**Instructions to follow**
Retype the whole listing below, character for character.

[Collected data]
=======

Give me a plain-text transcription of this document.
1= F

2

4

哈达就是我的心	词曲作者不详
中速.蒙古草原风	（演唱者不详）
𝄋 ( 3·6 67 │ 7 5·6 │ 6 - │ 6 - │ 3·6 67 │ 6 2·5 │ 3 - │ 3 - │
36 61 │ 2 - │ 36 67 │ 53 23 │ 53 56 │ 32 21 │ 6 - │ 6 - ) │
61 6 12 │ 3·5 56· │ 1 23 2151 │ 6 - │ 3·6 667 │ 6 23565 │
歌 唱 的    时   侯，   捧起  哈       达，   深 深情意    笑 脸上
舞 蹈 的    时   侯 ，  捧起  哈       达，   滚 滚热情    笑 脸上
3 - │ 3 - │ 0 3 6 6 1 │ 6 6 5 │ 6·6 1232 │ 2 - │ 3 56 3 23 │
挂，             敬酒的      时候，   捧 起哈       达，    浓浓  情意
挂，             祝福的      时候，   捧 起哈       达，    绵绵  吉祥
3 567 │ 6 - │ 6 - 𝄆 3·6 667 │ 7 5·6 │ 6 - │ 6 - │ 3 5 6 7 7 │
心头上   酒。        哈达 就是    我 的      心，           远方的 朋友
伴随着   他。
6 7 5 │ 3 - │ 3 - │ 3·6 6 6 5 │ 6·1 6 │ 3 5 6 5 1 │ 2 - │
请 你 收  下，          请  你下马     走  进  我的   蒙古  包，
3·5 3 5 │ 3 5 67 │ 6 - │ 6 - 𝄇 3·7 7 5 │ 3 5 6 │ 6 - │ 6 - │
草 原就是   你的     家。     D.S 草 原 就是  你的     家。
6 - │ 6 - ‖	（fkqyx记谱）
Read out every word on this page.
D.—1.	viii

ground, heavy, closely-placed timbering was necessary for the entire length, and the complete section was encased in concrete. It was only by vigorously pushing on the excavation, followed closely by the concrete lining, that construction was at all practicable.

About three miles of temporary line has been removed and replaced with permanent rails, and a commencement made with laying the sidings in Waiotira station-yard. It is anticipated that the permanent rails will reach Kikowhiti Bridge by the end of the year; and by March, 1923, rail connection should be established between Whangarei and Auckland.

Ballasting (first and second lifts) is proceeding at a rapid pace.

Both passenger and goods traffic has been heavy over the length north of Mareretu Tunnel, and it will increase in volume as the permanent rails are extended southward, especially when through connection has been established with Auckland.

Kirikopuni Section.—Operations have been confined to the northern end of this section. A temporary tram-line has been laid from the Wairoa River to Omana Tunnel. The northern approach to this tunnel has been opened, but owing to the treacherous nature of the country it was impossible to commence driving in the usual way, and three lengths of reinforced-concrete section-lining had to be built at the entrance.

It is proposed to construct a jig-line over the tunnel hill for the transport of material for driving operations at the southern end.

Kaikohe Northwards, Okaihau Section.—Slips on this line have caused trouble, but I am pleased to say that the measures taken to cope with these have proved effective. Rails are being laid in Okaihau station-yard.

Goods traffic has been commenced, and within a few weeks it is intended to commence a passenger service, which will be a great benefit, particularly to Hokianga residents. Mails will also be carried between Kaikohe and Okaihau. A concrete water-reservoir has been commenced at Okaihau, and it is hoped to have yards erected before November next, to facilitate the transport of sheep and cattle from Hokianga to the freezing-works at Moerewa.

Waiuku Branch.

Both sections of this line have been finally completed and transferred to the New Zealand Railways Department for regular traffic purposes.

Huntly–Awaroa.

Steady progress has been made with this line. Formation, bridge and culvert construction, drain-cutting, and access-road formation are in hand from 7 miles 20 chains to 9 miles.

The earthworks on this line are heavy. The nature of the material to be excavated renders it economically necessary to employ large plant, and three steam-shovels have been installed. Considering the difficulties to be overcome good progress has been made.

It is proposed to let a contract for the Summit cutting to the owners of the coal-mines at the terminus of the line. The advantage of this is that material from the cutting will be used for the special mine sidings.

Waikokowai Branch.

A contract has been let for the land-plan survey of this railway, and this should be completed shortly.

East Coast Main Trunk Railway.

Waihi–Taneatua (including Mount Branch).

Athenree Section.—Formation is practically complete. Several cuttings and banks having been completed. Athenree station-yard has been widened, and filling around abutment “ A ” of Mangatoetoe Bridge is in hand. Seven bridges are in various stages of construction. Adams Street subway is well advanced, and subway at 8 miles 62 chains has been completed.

=======

**The response**
Give me a plain-text transcription of this document.
1= F

2

4

哈达就是我的心	词曲作者不详
中速.蒙古草原风	（演唱者不详）
𝄋 ( 3·6 67 │ 7 5·6 │ 6 - │ 6 - │ 3·6 67 │ 6 2·5 │ 3 - │ 3 - │
36 61 │ 2 - │ 36 67 │ 53 23 │ 53 56 │ 32 21 │ 6 - │ 6 - ) │
61 6 12 │ 3·5 56· │ 1 23 2151 │ 6 - │ 3·6 667 │ 6 23565 │
歌 唱 的    时   侯，   捧起  哈       达，   深 深情意    笑 脸上
舞 蹈 的    时   侯 ，  捧起  哈       达，   滚 滚热情    笑 脸上
3 - │ 3 - │ 0 3 6 6 1 │ 6 6 5 │ 6·6 1232 │ 2 - │ 3 56 3 23 │
挂，             敬酒的      时候，   捧 起哈       达，    浓浓  情意
挂，             祝福的      时候，   捧 起哈       达，    绵绵  吉祥
3 567 │ 6 - │ 6 - 𝄆 3·6 667 │ 7 5·6 │ 6 - │ 6 - │ 3 5 6 7 7 │
心头上   酒。        哈达 就是    我 的      心，           远方的 朋友
伴随着   他。
6 7 5 │ 3 - │ 3 - │ 3·6 6 6 5 │ 6·1 6 │ 3 5 6 5 1 │ 2 - │
请 你 收  下，          请  你下马     走  进  我的   蒙古  包，
3·5 3 5 │ 3 5 67 │ 6 - │ 6 - 𝄇 3·7 7 5 │ 3 5 6 │ 6 - │ 6 - │
草 原就是   你的     家。     D.S 草 原 就是  你的     家。
6 - │ 6 - ‖	（fkqyx记谱）
Read out every word on this page.
D.—1.	viii

ground, heavy, closely-placed timbering was necessary for the entire length, and the complete section was encased in concrete. It was only by vigorously pushing on the excavation, followed closely by the concrete lining, that construction was at all practicable.

About three miles of temporary line has been removed and replaced with permanent rails, and a commencement made with laying the sidings in Waiotira station-yard. It is anticipated that the permanent rails will reach Kikowhiti Bridge by the end of the year; and by March, 1923, rail connection should be established between Whangarei and Auckland.

Ballasting (first and second lifts) is proceeding at a rapid pace.

Both passenger and goods traffic has been heavy over the length north of Mareretu Tunnel, and it will increase in volume as the permanent rails are extended southward, especially when through connection has been established with Auckland.

Kirikopuni Section.—Operations have been confined to the northern end of this section. A temporary tram-line has been laid from the Wairoa River to Omana Tunnel. The northern approach to this tunnel has been opened, but owing to the treacherous nature of the country it was impossible to commence driving in the usual way, and three lengths of reinforced-concrete section-lining had to be built at the entrance.

It is proposed to construct a jig-line over the tunnel hill for the transport of material for driving operations at the southern end.

Kaikohe Northwards, Okaihau Section.—Slips on this line have caused trouble, but I am pleased to say that the measures taken to cope with these have proved effective. Rails are being laid in Okaihau station-yard.

Goods traffic has been commenced, and within a few weeks it is intended to commence a passenger service, which will be a great benefit, particularly to Hokianga residents. Mails will also be carried between Kaikohe and Okaihau. A concrete water-reservoir has been commenced at Okaihau, and it is hoped to have yards erected before November next, to facilitate the transport of sheep and cattle from Hokianga to the freezing-works at Moerewa.

Waiuku Branch.

Both sections of this line have been finally completed and transferred to the New Zealand Railways Department for regular traffic purposes.

Huntly–Awaroa.

Steady progress has been made with this line. Formation, bridge and culvert construction, drain-cutting, and access-road formation are in hand from 7 miles 20 chains to 9 miles.

The earthworks on this line are heavy. The nature of the material to be excavated renders it economically necessary to employ large plant, and three steam-shovels have been installed. Considering the difficulties to be overcome good progress has been made.

It is proposed to let a contract for the Summit cutting to the owners of the coal-mines at the terminus of the line. The advantage of this is that material from the cutting will be used for the special mine sidings.

Waikokowai Branch.

A contract has been let for the land-plan survey of this railway, and this should be completed shortly.

East Coast Main Trunk Railway.

Waihi–Taneatua (including Mount Branch).

Athenree Section.—Formation is practically complete. Several cuttings and banks having been completed. Athenree station-yard has been widened, and filling around abutment “ A ” of Mangatoetoe Bridge is in hand. Seven bridges are in various stages of construction. Adams Street subway is well advanced, and subway at 8 miles 62 chains has been completed.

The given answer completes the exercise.